-------- MATERIAL SHOWN

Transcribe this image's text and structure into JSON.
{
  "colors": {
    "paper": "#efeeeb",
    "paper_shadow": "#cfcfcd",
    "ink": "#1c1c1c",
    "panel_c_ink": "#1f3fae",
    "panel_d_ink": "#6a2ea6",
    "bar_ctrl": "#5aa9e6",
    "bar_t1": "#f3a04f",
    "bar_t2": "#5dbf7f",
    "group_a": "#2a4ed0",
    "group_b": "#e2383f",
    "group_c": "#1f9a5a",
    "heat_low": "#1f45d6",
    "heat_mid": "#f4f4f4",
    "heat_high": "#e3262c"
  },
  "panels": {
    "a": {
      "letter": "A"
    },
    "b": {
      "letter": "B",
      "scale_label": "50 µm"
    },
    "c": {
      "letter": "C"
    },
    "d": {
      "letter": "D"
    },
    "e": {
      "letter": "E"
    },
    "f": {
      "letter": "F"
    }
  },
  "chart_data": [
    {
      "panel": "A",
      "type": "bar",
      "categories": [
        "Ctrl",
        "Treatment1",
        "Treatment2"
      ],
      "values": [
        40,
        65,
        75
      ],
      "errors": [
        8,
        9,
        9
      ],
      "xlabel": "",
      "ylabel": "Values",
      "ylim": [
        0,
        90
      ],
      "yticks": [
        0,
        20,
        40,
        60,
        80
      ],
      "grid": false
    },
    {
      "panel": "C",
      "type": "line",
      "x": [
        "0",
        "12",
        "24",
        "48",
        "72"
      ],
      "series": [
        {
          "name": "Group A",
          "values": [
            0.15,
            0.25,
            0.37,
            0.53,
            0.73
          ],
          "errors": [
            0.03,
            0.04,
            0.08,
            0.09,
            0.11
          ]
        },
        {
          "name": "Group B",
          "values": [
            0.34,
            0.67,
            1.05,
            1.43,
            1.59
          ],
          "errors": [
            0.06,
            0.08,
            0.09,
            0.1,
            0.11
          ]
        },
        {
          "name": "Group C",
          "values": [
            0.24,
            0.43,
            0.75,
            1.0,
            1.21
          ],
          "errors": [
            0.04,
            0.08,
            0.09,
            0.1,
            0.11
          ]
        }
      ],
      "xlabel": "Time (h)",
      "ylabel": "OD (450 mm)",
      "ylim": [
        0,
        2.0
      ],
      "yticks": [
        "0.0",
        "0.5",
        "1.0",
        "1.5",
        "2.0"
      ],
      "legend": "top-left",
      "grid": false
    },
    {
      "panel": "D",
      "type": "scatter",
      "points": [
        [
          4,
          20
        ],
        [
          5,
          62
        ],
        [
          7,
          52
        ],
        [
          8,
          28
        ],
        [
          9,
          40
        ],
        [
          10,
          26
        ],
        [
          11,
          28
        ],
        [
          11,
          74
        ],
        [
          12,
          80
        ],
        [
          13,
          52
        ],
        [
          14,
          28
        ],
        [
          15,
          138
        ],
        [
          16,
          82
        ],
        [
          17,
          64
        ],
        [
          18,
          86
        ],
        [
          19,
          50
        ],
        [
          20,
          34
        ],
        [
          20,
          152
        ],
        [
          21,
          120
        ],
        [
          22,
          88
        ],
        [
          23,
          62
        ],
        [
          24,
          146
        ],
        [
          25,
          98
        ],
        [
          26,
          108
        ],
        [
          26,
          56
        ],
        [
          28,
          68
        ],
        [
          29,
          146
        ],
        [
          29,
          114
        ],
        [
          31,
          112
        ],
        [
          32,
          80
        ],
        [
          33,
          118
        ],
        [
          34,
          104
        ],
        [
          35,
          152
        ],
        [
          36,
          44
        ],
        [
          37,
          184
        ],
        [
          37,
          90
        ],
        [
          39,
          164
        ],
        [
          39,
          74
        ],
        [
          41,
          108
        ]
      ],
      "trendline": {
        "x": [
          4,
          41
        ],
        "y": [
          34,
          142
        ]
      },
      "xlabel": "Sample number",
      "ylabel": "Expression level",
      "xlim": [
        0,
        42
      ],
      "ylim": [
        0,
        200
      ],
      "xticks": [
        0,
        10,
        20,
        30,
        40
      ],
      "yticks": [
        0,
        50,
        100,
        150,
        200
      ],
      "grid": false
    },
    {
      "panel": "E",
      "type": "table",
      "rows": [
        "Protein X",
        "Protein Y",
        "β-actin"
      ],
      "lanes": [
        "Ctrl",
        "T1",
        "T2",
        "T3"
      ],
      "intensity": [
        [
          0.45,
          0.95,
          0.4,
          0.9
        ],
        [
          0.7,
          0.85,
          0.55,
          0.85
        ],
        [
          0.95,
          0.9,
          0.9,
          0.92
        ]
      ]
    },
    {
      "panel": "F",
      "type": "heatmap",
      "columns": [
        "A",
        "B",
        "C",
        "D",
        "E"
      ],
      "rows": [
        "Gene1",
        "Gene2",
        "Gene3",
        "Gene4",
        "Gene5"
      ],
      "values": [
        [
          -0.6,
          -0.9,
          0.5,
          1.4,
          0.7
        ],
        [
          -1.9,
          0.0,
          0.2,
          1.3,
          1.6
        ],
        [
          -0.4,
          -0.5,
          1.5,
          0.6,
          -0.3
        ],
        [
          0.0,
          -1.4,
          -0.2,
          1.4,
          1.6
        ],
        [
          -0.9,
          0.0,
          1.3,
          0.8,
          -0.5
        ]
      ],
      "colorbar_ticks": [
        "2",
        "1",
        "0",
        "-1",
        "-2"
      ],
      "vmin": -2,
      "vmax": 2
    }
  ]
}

----------------

WHAT YOU HAVE TO DO =>
From the entries, work out how many lines include the word "letter", answering with the number only.

TASK SOLUTION =>
6